## BEGIN DATA ROWS
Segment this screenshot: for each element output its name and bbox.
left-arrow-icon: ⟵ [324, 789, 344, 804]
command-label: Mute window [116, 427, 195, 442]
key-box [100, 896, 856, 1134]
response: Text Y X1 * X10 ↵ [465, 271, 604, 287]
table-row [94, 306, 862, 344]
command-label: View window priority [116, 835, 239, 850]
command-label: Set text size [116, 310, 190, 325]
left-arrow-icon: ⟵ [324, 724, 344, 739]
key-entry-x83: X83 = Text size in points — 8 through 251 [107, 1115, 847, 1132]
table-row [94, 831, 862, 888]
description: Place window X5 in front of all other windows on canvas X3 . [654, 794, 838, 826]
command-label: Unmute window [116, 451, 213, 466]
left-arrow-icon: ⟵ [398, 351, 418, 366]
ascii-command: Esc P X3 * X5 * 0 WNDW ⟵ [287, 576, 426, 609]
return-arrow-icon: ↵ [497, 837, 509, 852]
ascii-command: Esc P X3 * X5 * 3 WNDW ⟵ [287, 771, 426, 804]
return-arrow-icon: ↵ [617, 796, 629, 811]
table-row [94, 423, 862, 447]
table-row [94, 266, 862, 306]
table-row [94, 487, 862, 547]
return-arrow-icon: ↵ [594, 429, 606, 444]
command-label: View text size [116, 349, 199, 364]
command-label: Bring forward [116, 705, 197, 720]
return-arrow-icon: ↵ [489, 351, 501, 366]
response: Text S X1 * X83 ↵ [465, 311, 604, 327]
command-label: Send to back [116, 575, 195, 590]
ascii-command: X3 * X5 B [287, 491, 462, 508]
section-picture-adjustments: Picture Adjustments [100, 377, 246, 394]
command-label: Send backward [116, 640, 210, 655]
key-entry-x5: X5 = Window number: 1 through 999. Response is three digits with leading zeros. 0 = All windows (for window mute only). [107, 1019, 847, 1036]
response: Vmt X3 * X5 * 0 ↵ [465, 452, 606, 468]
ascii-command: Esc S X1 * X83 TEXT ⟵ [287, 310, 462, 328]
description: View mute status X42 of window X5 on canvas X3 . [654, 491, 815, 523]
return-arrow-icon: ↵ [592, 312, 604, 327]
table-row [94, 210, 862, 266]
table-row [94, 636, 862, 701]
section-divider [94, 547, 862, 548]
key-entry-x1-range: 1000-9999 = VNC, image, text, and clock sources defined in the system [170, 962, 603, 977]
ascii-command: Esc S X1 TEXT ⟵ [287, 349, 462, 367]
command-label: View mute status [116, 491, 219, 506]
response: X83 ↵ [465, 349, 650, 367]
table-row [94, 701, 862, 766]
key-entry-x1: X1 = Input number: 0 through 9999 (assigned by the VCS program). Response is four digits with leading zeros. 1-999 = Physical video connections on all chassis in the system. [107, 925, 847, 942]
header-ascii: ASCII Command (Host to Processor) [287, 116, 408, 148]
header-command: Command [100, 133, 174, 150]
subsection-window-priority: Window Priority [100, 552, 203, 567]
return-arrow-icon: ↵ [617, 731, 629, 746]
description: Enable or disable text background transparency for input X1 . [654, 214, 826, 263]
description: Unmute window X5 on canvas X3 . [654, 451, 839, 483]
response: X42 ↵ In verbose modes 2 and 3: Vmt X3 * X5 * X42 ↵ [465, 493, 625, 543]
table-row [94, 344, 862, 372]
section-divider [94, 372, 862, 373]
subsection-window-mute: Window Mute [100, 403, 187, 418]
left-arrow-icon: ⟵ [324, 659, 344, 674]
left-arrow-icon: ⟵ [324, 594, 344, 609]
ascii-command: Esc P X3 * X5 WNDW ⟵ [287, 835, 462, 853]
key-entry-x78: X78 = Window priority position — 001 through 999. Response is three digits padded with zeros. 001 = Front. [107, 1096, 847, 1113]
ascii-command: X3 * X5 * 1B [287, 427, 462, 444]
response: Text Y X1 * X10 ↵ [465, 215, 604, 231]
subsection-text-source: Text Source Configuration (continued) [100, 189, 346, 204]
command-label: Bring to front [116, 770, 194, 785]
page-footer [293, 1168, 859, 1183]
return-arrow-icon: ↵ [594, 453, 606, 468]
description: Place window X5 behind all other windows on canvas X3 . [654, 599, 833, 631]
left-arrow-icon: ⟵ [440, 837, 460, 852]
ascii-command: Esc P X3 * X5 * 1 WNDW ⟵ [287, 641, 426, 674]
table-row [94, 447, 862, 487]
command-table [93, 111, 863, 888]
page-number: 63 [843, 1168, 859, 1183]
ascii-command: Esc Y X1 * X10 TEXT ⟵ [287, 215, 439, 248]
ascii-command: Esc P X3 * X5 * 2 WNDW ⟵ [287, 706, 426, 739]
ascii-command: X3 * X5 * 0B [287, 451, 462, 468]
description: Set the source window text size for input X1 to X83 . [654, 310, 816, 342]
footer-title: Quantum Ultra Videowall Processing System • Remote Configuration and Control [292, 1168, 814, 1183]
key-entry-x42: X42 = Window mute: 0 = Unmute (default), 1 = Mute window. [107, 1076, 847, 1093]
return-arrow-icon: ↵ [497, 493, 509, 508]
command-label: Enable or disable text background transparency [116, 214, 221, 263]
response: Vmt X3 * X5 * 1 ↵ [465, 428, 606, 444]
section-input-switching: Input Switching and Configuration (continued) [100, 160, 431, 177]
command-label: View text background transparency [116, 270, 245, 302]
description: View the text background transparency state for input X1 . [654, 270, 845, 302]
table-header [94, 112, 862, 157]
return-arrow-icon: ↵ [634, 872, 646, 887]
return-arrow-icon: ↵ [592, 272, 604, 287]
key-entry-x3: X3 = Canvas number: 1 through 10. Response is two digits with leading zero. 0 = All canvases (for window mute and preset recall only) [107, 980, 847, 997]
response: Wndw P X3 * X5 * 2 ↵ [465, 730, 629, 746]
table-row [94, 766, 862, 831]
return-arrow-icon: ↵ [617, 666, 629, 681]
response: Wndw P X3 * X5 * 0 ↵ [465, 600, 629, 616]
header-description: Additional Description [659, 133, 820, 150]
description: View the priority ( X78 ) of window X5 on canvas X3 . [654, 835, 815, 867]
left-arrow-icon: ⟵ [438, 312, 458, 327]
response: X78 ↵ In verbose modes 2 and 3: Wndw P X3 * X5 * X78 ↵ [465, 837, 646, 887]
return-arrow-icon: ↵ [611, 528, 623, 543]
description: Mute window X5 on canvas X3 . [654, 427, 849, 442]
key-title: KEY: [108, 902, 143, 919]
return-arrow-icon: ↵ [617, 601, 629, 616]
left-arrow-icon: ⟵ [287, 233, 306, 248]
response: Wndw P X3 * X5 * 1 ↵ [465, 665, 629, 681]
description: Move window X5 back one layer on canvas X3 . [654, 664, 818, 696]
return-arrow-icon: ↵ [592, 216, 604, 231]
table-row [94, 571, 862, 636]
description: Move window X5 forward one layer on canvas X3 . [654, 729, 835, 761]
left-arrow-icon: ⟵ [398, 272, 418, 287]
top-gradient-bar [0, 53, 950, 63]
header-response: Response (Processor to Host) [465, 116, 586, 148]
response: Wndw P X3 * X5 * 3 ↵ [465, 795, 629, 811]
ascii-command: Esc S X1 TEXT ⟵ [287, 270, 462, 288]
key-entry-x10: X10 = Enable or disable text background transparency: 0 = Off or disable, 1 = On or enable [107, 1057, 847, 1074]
## END DATA ROWS
WHAT IS BEING ASKED: Copy all of the material above line for line, without changing anything.

FINISHED TASK:
Segment this screenshot: for each element output its name and bbox.
left-arrow-icon: ⟵ [324, 789, 344, 804]
command-label: Mute window [116, 427, 195, 442]
key-box [100, 896, 856, 1134]
response: Text Y X1 * X10 ↵ [465, 271, 604, 287]
table-row [94, 306, 862, 344]
command-label: View window priority [116, 835, 239, 850]
command-label: Set text size [116, 310, 190, 325]
left-arrow-icon: ⟵ [324, 724, 344, 739]
key-entry-x83: X83 = Text size in points — 8 through 251 [107, 1115, 847, 1132]
table-row [94, 831, 862, 888]
description: Place window X5 in front of all other windows on canvas X3 . [654, 794, 838, 826]
command-label: Unmute window [116, 451, 213, 466]
left-arrow-icon: ⟵ [398, 351, 418, 366]
ascii-command: Esc P X3 * X5 * 0 WNDW ⟵ [287, 576, 426, 609]
return-arrow-icon: ↵ [497, 837, 509, 852]
ascii-command: Esc P X3 * X5 * 3 WNDW ⟵ [287, 771, 426, 804]
return-arrow-icon: ↵ [617, 796, 629, 811]
table-row [94, 423, 862, 447]
table-row [94, 266, 862, 306]
table-row [94, 487, 862, 547]
return-arrow-icon: ↵ [594, 429, 606, 444]
command-label: View text size [116, 349, 199, 364]
command-label: Bring forward [116, 705, 197, 720]
return-arrow-icon: ↵ [489, 351, 501, 366]
response: Text S X1 * X83 ↵ [465, 311, 604, 327]
command-label: Send to back [116, 575, 195, 590]
ascii-command: X3 * X5 B [287, 491, 462, 508]
section-picture-adjustments: Picture Adjustments [100, 377, 246, 394]
command-label: Send backward [116, 640, 210, 655]
key-entry-x5: X5 = Window number: 1 through 999. Response is three digits with leading zeros. 0 = All windows (for window mute only). [107, 1019, 847, 1036]
response: Vmt X3 * X5 * 0 ↵ [465, 452, 606, 468]
ascii-command: Esc S X1 * X83 TEXT ⟵ [287, 310, 462, 328]
description: View mute status X42 of window X5 on canvas X3 . [654, 491, 815, 523]
return-arrow-icon: ↵ [592, 312, 604, 327]
table-row [94, 210, 862, 266]
table-row [94, 636, 862, 701]
section-divider [94, 547, 862, 548]
key-entry-x1-range: 1000-9999 = VNC, image, text, and clock sources defined in the system [170, 962, 603, 977]
ascii-command: Esc S X1 TEXT ⟵ [287, 349, 462, 367]
command-label: View mute status [116, 491, 219, 506]
response: X83 ↵ [465, 349, 650, 367]
table-row [94, 701, 862, 766]
key-entry-x1: X1 = Input number: 0 through 9999 (assigned by the VCS program). Response is four digits with leading zeros. 1-999 = Physical video connections on all chassis in the system. [107, 925, 847, 942]
header-ascii: ASCII Command (Host to Processor) [287, 116, 408, 148]
header-command: Command [100, 133, 174, 150]
subsection-window-priority: Window Priority [100, 552, 203, 567]
return-arrow-icon: ↵ [617, 731, 629, 746]
description: Enable or disable text background transparency for input X1 . [654, 214, 826, 263]
description: Unmute window X5 on canvas X3 . [654, 451, 839, 483]
response: X42 ↵ In verbose modes 2 and 3: Vmt X3 * X5 * X42 ↵ [465, 493, 625, 543]
table-row [94, 344, 862, 372]
section-divider [94, 372, 862, 373]
subsection-window-mute: Window Mute [100, 403, 187, 418]
left-arrow-icon: ⟵ [324, 659, 344, 674]
left-arrow-icon: ⟵ [324, 594, 344, 609]
ascii-command: Esc P X3 * X5 WNDW ⟵ [287, 835, 462, 853]
key-entry-x78: X78 = Window priority position — 001 through 999. Response is three digits padded with zeros. 001 = Front. [107, 1096, 847, 1113]
ascii-command: X3 * X5 * 1B [287, 427, 462, 444]
response: Text Y X1 * X10 ↵ [465, 215, 604, 231]
subsection-text-source: Text Source Configuration (continued) [100, 189, 346, 204]
command-label: Bring to front [116, 770, 194, 785]
page-footer [293, 1168, 859, 1183]
return-arrow-icon: ↵ [594, 453, 606, 468]
description: Place window X5 behind all other windows on canvas X3 . [654, 599, 833, 631]
left-arrow-icon: ⟵ [440, 837, 460, 852]
ascii-command: Esc P X3 * X5 * 1 WNDW ⟵ [287, 641, 426, 674]
table-row [94, 447, 862, 487]
command-table [93, 111, 863, 888]
page-number: 63 [843, 1168, 859, 1183]
ascii-command: Esc Y X1 * X10 TEXT ⟵ [287, 215, 439, 248]
ascii-command: Esc P X3 * X5 * 2 WNDW ⟵ [287, 706, 426, 739]
ascii-command: X3 * X5 * 0B [287, 451, 462, 468]
description: Set the source window text size for input X1 to X83 . [654, 310, 816, 342]
footer-title: Quantum Ultra Videowall Processing System • Remote Configuration and Control [292, 1168, 814, 1183]
key-entry-x42: X42 = Window mute: 0 = Unmute (default), 1 = Mute window. [107, 1076, 847, 1093]
return-arrow-icon: ↵ [497, 493, 509, 508]
command-label: Enable or disable text background transparency [116, 214, 221, 263]
response: Vmt X3 * X5 * 1 ↵ [465, 428, 606, 444]
section-input-switching: Input Switching and Configuration (continued) [100, 160, 431, 177]
command-label: View text background transparency [116, 270, 245, 302]
description: View the text background transparency state for input X1 . [654, 270, 845, 302]
table-header [94, 112, 862, 157]
return-arrow-icon: ↵ [634, 872, 646, 887]
return-arrow-icon: ↵ [592, 272, 604, 287]
key-entry-x3: X3 = Canvas number: 1 through 10. Response is two digits with leading zero. 0 = All canvases (for window mute and preset recall only) [107, 980, 847, 997]
response: Wndw P X3 * X5 * 2 ↵ [465, 730, 629, 746]
table-row [94, 766, 862, 831]
return-arrow-icon: ↵ [617, 666, 629, 681]
response: Wndw P X3 * X5 * 0 ↵ [465, 600, 629, 616]
header-description: Additional Description [659, 133, 820, 150]
description: View the priority ( X78 ) of window X5 on canvas X3 . [654, 835, 815, 867]
left-arrow-icon: ⟵ [438, 312, 458, 327]
response: X78 ↵ In verbose modes 2 and 3: Wndw P X3 * X5 * X78 ↵ [465, 837, 646, 887]
return-arrow-icon: ↵ [611, 528, 623, 543]
description: Mute window X5 on canvas X3 . [654, 427, 849, 442]
key-title: KEY: [108, 902, 143, 919]
return-arrow-icon: ↵ [617, 601, 629, 616]
left-arrow-icon: ⟵ [287, 233, 306, 248]
response: Wndw P X3 * X5 * 1 ↵ [465, 665, 629, 681]
description: Move window X5 back one layer on canvas X3 . [654, 664, 818, 696]
return-arrow-icon: ↵ [592, 216, 604, 231]
table-row [94, 571, 862, 636]
description: Move window X5 forward one layer on canvas X3 . [654, 729, 835, 761]
left-arrow-icon: ⟵ [398, 272, 418, 287]
top-gradient-bar [0, 53, 950, 63]
header-response: Response (Processor to Host) [465, 116, 586, 148]
response: Wndw P X3 * X5 * 3 ↵ [465, 795, 629, 811]
ascii-command: Esc S X1 TEXT ⟵ [287, 270, 462, 288]
key-entry-x10: X10 = Enable or disable text background transparency: 0 = Off or disable, 1 = On or enable [107, 1057, 847, 1074]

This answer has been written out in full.